■ Set problem
Retype all material exactly. Pictures stay out of the copy.

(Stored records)
------------------------------------------------------------------------

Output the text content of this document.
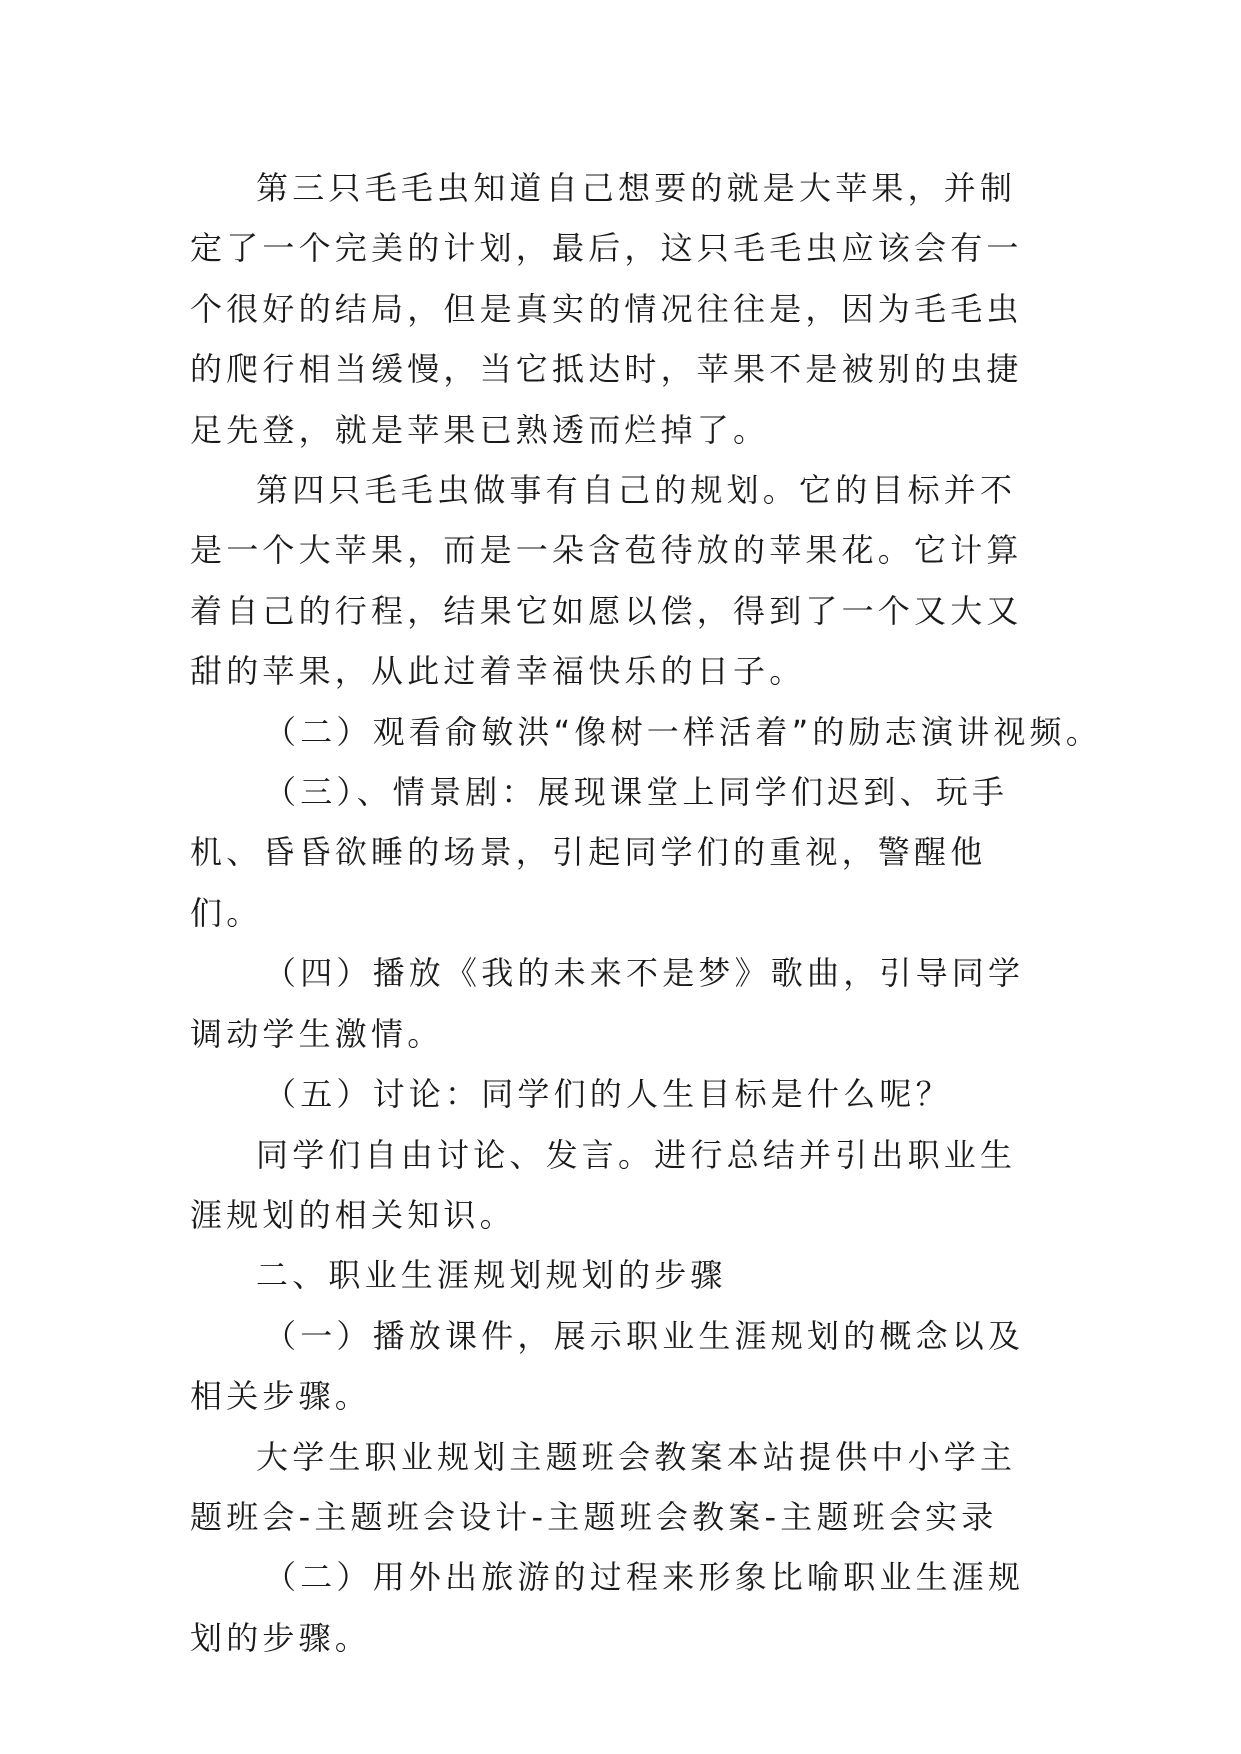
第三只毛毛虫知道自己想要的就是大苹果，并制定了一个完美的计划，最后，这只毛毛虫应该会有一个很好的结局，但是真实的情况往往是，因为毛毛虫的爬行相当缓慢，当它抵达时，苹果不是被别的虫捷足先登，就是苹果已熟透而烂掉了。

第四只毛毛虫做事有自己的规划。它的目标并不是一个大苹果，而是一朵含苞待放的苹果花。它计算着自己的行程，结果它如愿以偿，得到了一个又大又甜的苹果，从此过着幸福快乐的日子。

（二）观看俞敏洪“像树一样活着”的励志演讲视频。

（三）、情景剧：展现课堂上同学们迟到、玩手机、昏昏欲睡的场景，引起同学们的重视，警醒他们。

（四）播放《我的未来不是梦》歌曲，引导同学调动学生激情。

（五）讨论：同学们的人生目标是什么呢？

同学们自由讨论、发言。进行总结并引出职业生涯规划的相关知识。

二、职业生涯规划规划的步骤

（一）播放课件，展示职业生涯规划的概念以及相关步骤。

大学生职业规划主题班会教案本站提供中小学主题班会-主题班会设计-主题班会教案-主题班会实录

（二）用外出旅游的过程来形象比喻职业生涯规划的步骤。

------------------------------------------------------------------------

■ Exercise answer
Output the text content of this document.
第三只毛毛虫知道自己想要的就是大苹果，并制定了一个完美的计划，最后，这只毛毛虫应该会有一个很好的结局，但是真实的情况往往是，因为毛毛虫的爬行相当缓慢，当它抵达时，苹果不是被别的虫捷足先登，就是苹果已熟透而烂掉了。

第四只毛毛虫做事有自己的规划。它的目标并不是一个大苹果，而是一朵含苞待放的苹果花。它计算着自己的行程，结果它如愿以偿，得到了一个又大又甜的苹果，从此过着幸福快乐的日子。

（二）观看俞敏洪“像树一样活着”的励志演讲视频。

（三）、情景剧：展现课堂上同学们迟到、玩手机、昏昏欲睡的场景，引起同学们的重视，警醒他们。

（四）播放《我的未来不是梦》歌曲，引导同学调动学生激情。

（五）讨论：同学们的人生目标是什么呢？

同学们自由讨论、发言。进行总结并引出职业生涯规划的相关知识。

二、职业生涯规划规划的步骤

（一）播放课件，展示职业生涯规划的概念以及相关步骤。

大学生职业规划主题班会教案本站提供中小学主题班会-主题班会设计-主题班会教案-主题班会实录

（二）用外出旅游的过程来形象比喻职业生涯规划的步骤。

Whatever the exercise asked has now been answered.